THE TASK → Your task is to copy every record exactly.

┌────────

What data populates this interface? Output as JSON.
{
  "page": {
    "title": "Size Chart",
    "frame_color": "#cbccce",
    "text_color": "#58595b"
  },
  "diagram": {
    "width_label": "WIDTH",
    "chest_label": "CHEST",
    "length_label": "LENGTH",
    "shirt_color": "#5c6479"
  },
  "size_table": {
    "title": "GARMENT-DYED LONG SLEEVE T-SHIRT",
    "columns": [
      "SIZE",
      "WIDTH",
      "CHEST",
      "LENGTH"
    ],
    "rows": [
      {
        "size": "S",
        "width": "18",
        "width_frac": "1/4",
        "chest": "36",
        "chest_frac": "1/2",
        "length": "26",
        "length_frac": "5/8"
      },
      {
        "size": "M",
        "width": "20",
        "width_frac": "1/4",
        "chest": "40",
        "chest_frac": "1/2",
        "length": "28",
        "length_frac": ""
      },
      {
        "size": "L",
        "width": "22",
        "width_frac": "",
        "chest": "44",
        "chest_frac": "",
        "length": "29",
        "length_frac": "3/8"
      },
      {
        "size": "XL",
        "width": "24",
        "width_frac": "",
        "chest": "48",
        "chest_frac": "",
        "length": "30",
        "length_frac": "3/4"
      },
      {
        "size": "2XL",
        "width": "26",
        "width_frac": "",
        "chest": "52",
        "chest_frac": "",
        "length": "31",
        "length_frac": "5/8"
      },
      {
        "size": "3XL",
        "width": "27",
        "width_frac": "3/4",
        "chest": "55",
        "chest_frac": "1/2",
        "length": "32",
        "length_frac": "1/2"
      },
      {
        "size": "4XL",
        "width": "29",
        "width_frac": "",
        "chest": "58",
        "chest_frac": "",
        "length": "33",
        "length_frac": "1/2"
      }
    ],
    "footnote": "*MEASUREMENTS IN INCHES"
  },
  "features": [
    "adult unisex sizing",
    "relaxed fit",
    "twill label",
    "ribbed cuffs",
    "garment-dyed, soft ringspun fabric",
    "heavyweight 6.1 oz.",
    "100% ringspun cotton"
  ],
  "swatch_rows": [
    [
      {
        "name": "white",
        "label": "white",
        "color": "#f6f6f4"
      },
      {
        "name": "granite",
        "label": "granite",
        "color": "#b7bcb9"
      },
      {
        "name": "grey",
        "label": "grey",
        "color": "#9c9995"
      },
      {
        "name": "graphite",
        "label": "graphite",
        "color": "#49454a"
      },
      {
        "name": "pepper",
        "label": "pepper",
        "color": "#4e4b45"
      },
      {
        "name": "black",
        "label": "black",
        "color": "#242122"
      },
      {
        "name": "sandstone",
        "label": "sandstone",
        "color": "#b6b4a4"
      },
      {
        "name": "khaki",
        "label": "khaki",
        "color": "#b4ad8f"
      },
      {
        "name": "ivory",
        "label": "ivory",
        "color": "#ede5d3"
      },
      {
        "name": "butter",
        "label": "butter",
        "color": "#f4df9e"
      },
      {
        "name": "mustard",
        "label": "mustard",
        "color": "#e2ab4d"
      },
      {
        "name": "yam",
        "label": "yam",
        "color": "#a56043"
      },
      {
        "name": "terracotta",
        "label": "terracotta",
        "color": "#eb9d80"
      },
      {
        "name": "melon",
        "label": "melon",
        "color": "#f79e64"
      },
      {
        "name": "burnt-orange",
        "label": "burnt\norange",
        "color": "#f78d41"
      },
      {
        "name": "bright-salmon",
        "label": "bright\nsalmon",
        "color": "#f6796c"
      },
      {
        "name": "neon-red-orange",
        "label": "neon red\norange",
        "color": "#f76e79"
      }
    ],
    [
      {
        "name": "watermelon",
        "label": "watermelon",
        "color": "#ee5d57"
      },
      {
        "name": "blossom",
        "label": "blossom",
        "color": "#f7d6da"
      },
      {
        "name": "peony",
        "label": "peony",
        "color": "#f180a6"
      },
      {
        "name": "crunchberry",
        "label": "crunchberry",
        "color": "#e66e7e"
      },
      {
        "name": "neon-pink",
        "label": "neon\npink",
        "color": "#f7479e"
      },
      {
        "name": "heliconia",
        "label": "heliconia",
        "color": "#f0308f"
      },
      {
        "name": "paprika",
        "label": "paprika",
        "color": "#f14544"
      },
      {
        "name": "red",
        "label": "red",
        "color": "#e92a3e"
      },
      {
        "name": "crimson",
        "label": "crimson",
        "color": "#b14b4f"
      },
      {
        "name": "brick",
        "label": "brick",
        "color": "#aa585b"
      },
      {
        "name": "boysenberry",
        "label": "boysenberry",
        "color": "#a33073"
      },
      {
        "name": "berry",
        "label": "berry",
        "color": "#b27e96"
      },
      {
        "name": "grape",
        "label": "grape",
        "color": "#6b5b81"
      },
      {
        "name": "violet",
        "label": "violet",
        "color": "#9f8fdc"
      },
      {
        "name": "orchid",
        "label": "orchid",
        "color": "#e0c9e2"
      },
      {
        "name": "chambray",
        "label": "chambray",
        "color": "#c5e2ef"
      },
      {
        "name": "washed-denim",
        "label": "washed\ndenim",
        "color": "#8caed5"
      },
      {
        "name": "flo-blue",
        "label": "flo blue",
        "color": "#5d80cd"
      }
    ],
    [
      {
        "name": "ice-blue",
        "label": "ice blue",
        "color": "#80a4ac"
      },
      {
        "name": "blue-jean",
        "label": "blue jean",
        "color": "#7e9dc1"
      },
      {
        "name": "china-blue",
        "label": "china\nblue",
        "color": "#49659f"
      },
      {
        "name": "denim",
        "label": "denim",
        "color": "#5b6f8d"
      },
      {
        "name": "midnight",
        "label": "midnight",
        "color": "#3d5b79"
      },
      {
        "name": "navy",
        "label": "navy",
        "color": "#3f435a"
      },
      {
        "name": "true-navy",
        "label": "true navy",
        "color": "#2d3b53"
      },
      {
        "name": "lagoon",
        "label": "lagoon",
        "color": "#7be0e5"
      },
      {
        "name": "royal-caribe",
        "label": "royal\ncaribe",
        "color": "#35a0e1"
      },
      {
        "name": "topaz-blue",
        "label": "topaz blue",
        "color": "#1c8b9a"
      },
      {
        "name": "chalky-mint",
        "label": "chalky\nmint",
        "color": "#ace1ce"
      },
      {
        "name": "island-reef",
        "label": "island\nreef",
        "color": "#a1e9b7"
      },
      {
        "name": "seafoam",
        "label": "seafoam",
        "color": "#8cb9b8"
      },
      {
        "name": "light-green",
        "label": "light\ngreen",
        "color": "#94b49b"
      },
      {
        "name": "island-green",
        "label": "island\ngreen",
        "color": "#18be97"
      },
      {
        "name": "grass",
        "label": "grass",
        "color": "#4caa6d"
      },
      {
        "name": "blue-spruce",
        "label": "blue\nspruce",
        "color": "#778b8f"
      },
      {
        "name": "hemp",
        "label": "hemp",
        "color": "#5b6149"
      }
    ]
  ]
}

└────────

REPLY TO THE EXERCISE →
What data populates this interface? Output as JSON.
{
  "page": {
    "title": "Size Chart",
    "frame_color": "#cbccce",
    "text_color": "#58595b"
  },
  "diagram": {
    "width_label": "WIDTH",
    "chest_label": "CHEST",
    "length_label": "LENGTH",
    "shirt_color": "#5c6479"
  },
  "size_table": {
    "title": "GARMENT-DYED LONG SLEEVE T-SHIRT",
    "columns": [
      "SIZE",
      "WIDTH",
      "CHEST",
      "LENGTH"
    ],
    "rows": [
      {
        "size": "S",
        "width": "18",
        "width_frac": "1/4",
        "chest": "36",
        "chest_frac": "1/2",
        "length": "26",
        "length_frac": "5/8"
      },
      {
        "size": "M",
        "width": "20",
        "width_frac": "1/4",
        "chest": "40",
        "chest_frac": "1/2",
        "length": "28",
        "length_frac": ""
      },
      {
        "size": "L",
        "width": "22",
        "width_frac": "",
        "chest": "44",
        "chest_frac": "",
        "length": "29",
        "length_frac": "3/8"
      },
      {
        "size": "XL",
        "width": "24",
        "width_frac": "",
        "chest": "48",
        "chest_frac": "",
        "length": "30",
        "length_frac": "3/4"
      },
      {
        "size": "2XL",
        "width": "26",
        "width_frac": "",
        "chest": "52",
        "chest_frac": "",
        "length": "31",
        "length_frac": "5/8"
      },
      {
        "size": "3XL",
        "width": "27",
        "width_frac": "3/4",
        "chest": "55",
        "chest_frac": "1/2",
        "length": "32",
        "length_frac": "1/2"
      },
      {
        "size": "4XL",
        "width": "29",
        "width_frac": "",
        "chest": "58",
        "chest_frac": "",
        "length": "33",
        "length_frac": "1/2"
      }
    ],
    "footnote": "*MEASUREMENTS IN INCHES"
  },
  "features": [
    "adult unisex sizing",
    "relaxed fit",
    "twill label",
    "ribbed cuffs",
    "garment-dyed, soft ringspun fabric",
    "heavyweight 6.1 oz.",
    "100% ringspun cotton"
  ],
  "swatch_rows": [
    [
      {
        "name": "white",
        "label": "white",
        "color": "#f6f6f4"
      },
      {
        "name": "granite",
        "label": "granite",
        "color": "#b7bcb9"
      },
      {
        "name": "grey",
        "label": "grey",
        "color": "#9c9995"
      },
      {
        "name": "graphite",
        "label": "graphite",
        "color": "#49454a"
      },
      {
        "name": "pepper",
        "label": "pepper",
        "color": "#4e4b45"
      },
      {
        "name": "black",
        "label": "black",
        "color": "#242122"
      },
      {
        "name": "sandstone",
        "label": "sandstone",
        "color": "#b6b4a4"
      },
      {
        "name": "khaki",
        "label": "khaki",
        "color": "#b4ad8f"
      },
      {
        "name": "ivory",
        "label": "ivory",
        "color": "#ede5d3"
      },
      {
        "name": "butter",
        "label": "butter",
        "color": "#f4df9e"
      },
      {
        "name": "mustard",
        "label": "mustard",
        "color": "#e2ab4d"
      },
      {
        "name": "yam",
        "label": "yam",
        "color": "#a56043"
      },
      {
        "name": "terracotta",
        "label": "terracotta",
        "color": "#eb9d80"
      },
      {
        "name": "melon",
        "label": "melon",
        "color": "#f79e64"
      },
      {
        "name": "burnt-orange",
        "label": "burnt\norange",
        "color": "#f78d41"
      },
      {
        "name": "bright-salmon",
        "label": "bright\nsalmon",
        "color": "#f6796c"
      },
      {
        "name": "neon-red-orange",
        "label": "neon red\norange",
        "color": "#f76e79"
      }
    ],
    [
      {
        "name": "watermelon",
        "label": "watermelon",
        "color": "#ee5d57"
      },
      {
        "name": "blossom",
        "label": "blossom",
        "color": "#f7d6da"
      },
      {
        "name": "peony",
        "label": "peony",
        "color": "#f180a6"
      },
      {
        "name": "crunchberry",
        "label": "crunchberry",
        "color": "#e66e7e"
      },
      {
        "name": "neon-pink",
        "label": "neon\npink",
        "color": "#f7479e"
      },
      {
        "name": "heliconia",
        "label": "heliconia",
        "color": "#f0308f"
      },
      {
        "name": "paprika",
        "label": "paprika",
        "color": "#f14544"
      },
      {
        "name": "red",
        "label": "red",
        "color": "#e92a3e"
      },
      {
        "name": "crimson",
        "label": "crimson",
        "color": "#b14b4f"
      },
      {
        "name": "brick",
        "label": "brick",
        "color": "#aa585b"
      },
      {
        "name": "boysenberry",
        "label": "boysenberry",
        "color": "#a33073"
      },
      {
        "name": "berry",
        "label": "berry",
        "color": "#b27e96"
      },
      {
        "name": "grape",
        "label": "grape",
        "color": "#6b5b81"
      },
      {
        "name": "violet",
        "label": "violet",
        "color": "#9f8fdc"
      },
      {
        "name": "orchid",
        "label": "orchid",
        "color": "#e0c9e2"
      },
      {
        "name": "chambray",
        "label": "chambray",
        "color": "#c5e2ef"
      },
      {
        "name": "washed-denim",
        "label": "washed\ndenim",
        "color": "#8caed5"
      },
      {
        "name": "flo-blue",
        "label": "flo blue",
        "color": "#5d80cd"
      }
    ],
    [
      {
        "name": "ice-blue",
        "label": "ice blue",
        "color": "#80a4ac"
      },
      {
        "name": "blue-jean",
        "label": "blue jean",
        "color": "#7e9dc1"
      },
      {
        "name": "china-blue",
        "label": "china\nblue",
        "color": "#49659f"
      },
      {
        "name": "denim",
        "label": "denim",
        "color": "#5b6f8d"
      },
      {
        "name": "midnight",
        "label": "midnight",
        "color": "#3d5b79"
      },
      {
        "name": "navy",
        "label": "navy",
        "color": "#3f435a"
      },
      {
        "name": "true-navy",
        "label": "true navy",
        "color": "#2d3b53"
      },
      {
        "name": "lagoon",
        "label": "lagoon",
        "color": "#7be0e5"
      },
      {
        "name": "royal-caribe",
        "label": "royal\ncaribe",
        "color": "#35a0e1"
      },
      {
        "name": "topaz-blue",
        "label": "topaz blue",
        "color": "#1c8b9a"
      },
      {
        "name": "chalky-mint",
        "label": "chalky\nmint",
        "color": "#ace1ce"
      },
      {
        "name": "island-reef",
        "label": "island\nreef",
        "color": "#a1e9b7"
      },
      {
        "name": "seafoam",
        "label": "seafoam",
        "color": "#8cb9b8"
      },
      {
        "name": "light-green",
        "label": "light\ngreen",
        "color": "#94b49b"
      },
      {
        "name": "island-green",
        "label": "island\ngreen",
        "color": "#18be97"
      },
      {
        "name": "grass",
        "label": "grass",
        "color": "#4caa6d"
      },
      {
        "name": "blue-spruce",
        "label": "blue\nspruce",
        "color": "#778b8f"
      },
      {
        "name": "hemp",
        "label": "hemp",
        "color": "#5b6149"
      }
    ]
  ]
}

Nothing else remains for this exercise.